§ **GIVEN TASK**:
Check every line of the data below for the string "Email", and copy the ones that hold it.

A block of data:

— BEGIN —

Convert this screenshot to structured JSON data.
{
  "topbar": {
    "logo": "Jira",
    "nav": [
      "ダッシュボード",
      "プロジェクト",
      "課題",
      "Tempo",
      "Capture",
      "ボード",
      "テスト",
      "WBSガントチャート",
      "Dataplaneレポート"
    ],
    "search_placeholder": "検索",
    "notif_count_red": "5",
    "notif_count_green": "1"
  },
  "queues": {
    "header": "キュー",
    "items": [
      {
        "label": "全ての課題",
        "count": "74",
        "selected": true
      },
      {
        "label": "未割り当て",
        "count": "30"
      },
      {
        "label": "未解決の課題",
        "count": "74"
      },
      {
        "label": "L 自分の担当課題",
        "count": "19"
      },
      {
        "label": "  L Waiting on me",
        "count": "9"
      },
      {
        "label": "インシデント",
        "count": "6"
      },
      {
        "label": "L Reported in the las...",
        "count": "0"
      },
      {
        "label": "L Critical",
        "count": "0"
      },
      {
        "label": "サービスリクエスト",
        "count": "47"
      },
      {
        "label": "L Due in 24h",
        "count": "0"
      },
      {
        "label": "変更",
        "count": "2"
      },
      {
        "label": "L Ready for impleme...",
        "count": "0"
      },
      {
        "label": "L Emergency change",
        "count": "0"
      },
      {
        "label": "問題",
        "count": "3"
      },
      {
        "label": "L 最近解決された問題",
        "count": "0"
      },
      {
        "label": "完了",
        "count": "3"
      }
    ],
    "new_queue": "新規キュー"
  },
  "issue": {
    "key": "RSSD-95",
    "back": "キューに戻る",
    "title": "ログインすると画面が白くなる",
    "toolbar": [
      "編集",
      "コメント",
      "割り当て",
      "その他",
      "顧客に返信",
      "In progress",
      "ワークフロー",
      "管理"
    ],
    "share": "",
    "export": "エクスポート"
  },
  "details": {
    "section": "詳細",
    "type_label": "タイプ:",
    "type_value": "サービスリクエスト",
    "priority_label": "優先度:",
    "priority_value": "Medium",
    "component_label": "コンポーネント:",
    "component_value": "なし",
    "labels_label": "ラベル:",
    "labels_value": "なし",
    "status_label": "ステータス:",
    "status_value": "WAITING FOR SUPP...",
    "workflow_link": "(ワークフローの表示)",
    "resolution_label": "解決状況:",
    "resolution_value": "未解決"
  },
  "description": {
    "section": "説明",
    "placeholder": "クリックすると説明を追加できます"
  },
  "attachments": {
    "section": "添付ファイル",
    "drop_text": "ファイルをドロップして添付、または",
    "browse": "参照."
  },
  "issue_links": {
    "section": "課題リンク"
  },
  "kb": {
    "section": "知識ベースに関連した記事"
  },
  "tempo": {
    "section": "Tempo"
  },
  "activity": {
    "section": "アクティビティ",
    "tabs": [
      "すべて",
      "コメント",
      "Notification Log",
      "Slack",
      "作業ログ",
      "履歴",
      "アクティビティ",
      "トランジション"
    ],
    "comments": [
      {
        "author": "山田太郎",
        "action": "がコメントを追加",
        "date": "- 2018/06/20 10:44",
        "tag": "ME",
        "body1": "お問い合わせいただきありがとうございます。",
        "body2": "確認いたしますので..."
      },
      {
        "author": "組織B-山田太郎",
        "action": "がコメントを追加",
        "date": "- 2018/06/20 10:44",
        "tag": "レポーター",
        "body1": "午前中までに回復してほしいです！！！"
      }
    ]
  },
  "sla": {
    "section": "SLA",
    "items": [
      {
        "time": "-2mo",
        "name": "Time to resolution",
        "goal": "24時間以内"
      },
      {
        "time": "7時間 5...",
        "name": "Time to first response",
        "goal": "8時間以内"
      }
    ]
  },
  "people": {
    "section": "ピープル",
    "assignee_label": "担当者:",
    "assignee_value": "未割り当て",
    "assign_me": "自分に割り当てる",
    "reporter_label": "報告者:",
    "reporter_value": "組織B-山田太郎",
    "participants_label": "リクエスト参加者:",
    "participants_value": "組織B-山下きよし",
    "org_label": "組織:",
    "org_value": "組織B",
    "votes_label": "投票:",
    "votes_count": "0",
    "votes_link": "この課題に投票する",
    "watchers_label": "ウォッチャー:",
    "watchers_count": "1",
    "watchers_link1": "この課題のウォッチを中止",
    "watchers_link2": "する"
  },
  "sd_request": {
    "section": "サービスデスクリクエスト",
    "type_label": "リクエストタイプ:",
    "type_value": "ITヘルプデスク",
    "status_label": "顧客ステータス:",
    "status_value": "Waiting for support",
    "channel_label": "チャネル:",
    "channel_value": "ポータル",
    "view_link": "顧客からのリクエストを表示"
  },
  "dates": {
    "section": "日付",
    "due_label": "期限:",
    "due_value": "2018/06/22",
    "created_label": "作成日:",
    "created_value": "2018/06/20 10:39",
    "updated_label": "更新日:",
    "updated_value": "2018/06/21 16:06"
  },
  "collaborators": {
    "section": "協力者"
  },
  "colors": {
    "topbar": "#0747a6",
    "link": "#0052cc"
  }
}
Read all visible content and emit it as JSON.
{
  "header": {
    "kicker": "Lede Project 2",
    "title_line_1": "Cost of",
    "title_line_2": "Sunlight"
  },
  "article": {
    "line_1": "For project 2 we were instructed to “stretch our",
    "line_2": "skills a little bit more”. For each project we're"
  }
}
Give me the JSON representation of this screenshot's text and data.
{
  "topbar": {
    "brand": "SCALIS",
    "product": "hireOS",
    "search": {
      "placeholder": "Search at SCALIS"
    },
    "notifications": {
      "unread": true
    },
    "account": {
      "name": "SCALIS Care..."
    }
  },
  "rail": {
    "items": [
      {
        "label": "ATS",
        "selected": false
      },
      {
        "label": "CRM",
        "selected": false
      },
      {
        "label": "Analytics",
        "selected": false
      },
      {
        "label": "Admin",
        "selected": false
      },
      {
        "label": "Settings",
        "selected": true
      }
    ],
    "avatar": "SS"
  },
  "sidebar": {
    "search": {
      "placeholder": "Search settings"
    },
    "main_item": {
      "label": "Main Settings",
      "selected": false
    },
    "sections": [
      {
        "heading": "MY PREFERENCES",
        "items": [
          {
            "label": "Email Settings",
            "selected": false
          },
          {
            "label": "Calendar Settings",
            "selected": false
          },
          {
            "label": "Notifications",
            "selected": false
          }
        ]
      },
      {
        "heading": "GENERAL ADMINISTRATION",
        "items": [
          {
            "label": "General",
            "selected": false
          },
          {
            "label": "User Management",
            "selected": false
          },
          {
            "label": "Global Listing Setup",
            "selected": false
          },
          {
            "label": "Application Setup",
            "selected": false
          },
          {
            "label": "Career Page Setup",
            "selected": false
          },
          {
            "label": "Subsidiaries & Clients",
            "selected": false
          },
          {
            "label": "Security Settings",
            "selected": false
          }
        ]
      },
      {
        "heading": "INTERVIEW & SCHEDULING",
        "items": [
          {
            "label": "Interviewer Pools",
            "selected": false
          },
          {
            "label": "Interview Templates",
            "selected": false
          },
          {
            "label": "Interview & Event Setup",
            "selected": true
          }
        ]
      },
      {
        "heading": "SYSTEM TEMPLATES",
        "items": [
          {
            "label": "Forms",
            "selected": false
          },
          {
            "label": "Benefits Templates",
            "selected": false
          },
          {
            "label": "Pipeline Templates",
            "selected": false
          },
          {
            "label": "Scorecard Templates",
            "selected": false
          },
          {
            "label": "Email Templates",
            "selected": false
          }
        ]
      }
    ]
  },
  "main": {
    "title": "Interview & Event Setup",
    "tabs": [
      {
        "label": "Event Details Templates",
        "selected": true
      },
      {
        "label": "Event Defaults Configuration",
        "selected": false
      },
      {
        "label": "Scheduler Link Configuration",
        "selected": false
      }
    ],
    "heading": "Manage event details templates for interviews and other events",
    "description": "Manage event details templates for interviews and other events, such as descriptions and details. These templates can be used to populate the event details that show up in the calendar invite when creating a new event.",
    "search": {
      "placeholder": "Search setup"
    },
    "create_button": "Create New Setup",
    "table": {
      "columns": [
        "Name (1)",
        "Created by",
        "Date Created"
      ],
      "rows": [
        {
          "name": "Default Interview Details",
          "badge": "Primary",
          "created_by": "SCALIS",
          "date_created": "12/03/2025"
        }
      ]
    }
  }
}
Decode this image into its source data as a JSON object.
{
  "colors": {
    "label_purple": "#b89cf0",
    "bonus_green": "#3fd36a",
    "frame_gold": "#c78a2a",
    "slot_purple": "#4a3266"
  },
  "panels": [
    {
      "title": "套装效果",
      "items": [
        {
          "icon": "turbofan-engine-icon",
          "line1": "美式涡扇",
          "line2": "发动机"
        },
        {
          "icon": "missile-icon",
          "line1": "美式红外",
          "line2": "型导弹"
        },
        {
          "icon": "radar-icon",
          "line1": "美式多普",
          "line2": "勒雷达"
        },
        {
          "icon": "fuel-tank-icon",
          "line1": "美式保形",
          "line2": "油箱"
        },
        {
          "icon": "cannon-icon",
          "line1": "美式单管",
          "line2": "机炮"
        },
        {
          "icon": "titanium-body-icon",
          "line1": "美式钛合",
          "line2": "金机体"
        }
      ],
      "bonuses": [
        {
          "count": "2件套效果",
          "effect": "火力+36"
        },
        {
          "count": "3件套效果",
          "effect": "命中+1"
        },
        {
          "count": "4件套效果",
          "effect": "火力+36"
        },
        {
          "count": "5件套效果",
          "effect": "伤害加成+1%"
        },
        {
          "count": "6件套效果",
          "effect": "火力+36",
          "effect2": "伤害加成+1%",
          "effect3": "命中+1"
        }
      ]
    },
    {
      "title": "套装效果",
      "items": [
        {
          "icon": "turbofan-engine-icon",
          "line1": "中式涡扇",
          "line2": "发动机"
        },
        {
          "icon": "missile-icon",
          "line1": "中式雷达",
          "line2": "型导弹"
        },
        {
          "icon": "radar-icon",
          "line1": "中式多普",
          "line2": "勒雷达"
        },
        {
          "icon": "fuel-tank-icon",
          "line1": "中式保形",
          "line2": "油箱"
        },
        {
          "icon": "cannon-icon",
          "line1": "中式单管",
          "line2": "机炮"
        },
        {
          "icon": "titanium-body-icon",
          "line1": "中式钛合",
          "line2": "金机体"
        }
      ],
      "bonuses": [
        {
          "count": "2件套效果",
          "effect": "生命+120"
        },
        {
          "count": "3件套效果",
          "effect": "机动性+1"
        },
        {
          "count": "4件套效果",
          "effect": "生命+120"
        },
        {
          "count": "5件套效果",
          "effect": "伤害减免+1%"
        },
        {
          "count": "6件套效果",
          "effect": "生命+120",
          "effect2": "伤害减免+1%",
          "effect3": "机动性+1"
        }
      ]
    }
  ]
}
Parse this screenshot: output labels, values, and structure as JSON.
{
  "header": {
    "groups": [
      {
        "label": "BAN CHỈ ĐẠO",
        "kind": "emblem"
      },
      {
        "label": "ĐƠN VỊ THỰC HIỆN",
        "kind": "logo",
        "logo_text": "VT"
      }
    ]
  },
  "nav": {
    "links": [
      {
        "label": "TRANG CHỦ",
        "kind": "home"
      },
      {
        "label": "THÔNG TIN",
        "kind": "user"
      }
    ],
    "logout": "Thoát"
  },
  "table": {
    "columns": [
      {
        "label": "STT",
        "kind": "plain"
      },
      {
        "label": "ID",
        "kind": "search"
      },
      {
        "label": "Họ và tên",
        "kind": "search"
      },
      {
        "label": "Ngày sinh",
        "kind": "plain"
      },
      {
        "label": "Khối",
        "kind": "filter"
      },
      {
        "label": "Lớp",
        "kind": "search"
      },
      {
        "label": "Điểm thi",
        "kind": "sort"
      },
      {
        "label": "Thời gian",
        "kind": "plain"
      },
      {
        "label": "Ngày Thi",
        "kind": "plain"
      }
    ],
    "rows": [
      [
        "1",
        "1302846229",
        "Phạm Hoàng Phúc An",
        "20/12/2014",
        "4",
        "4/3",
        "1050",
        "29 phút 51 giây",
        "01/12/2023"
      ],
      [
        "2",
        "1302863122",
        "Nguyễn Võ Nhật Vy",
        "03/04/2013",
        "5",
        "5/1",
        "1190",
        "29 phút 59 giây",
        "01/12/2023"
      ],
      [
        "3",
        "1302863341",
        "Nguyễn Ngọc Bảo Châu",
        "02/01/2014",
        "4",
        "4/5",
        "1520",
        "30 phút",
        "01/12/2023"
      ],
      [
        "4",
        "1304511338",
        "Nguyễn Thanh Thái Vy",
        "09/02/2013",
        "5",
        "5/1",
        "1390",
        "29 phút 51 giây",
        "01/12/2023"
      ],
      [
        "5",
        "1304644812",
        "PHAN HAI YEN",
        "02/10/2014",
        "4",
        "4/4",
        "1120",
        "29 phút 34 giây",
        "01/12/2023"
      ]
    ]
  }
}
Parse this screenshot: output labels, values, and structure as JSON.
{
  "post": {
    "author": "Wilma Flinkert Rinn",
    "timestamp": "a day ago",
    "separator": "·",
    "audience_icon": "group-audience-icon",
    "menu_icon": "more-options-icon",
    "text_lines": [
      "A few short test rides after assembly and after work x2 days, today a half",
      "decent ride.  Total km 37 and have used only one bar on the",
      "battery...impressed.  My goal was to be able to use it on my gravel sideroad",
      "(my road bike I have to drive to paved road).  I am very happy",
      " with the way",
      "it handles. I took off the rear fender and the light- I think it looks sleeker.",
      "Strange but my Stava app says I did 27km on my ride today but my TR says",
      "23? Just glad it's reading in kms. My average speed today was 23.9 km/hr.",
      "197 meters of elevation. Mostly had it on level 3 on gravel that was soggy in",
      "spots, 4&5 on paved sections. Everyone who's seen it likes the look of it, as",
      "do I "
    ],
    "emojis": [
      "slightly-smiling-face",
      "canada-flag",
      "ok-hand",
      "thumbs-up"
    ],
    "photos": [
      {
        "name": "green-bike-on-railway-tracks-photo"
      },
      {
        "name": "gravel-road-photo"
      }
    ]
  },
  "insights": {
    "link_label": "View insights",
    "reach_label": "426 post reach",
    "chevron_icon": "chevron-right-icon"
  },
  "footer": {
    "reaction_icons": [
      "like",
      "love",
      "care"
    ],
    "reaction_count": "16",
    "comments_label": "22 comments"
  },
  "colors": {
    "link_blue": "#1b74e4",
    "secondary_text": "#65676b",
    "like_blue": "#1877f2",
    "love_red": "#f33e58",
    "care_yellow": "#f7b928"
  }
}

— END —

§ **SOLUTION BELOW**:
            "label": "Email Settings",
            "label": "Email Templates",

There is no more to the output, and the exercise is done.